• **TASK OBJECTIVE**
Look at the entries below and reproduce them exactly.
=== GIVEN RECORDS ===
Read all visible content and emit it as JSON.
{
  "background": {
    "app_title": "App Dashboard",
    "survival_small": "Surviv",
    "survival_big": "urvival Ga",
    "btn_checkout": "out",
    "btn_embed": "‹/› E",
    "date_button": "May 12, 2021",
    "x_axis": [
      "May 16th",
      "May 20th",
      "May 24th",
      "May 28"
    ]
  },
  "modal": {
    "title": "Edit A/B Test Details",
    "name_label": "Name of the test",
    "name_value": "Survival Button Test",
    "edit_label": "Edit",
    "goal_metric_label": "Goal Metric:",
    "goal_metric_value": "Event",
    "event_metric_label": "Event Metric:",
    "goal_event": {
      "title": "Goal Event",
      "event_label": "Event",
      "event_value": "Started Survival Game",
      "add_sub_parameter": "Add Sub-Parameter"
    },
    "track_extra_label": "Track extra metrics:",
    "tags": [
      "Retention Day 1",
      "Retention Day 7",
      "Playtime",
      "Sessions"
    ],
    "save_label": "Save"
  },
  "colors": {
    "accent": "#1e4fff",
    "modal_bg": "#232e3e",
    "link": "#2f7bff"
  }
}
===
• **WORKED ANSWER**
Read all visible content and emit it as JSON.
{
  "background": {
    "app_title": "App Dashboard",
    "survival_small": "Surviv",
    "survival_big": "urvival Ga",
    "btn_checkout": "out",
    "btn_embed": "‹/› E",
    "date_button": "May 12, 2021",
    "x_axis": [
      "May 16th",
      "May 20th",
      "May 24th",
      "May 28"
    ]
  },
  "modal": {
    "title": "Edit A/B Test Details",
    "name_label": "Name of the test",
    "name_value": "Survival Button Test",
    "edit_label": "Edit",
    "goal_metric_label": "Goal Metric:",
    "goal_metric_value": "Event",
    "event_metric_label": "Event Metric:",
    "goal_event": {
      "title": "Goal Event",
      "event_label": "Event",
      "event_value": "Started Survival Game",
      "add_sub_parameter": "Add Sub-Parameter"
    },
    "track_extra_label": "Track extra metrics:",
    "tags": [
      "Retention Day 1",
      "Retention Day 7",
      "Playtime",
      "Sessions"
    ],
    "save_label": "Save"
  },
  "colors": {
    "accent": "#1e4fff",
    "modal_bg": "#232e3e",
    "link": "#2f7bff"
  }
}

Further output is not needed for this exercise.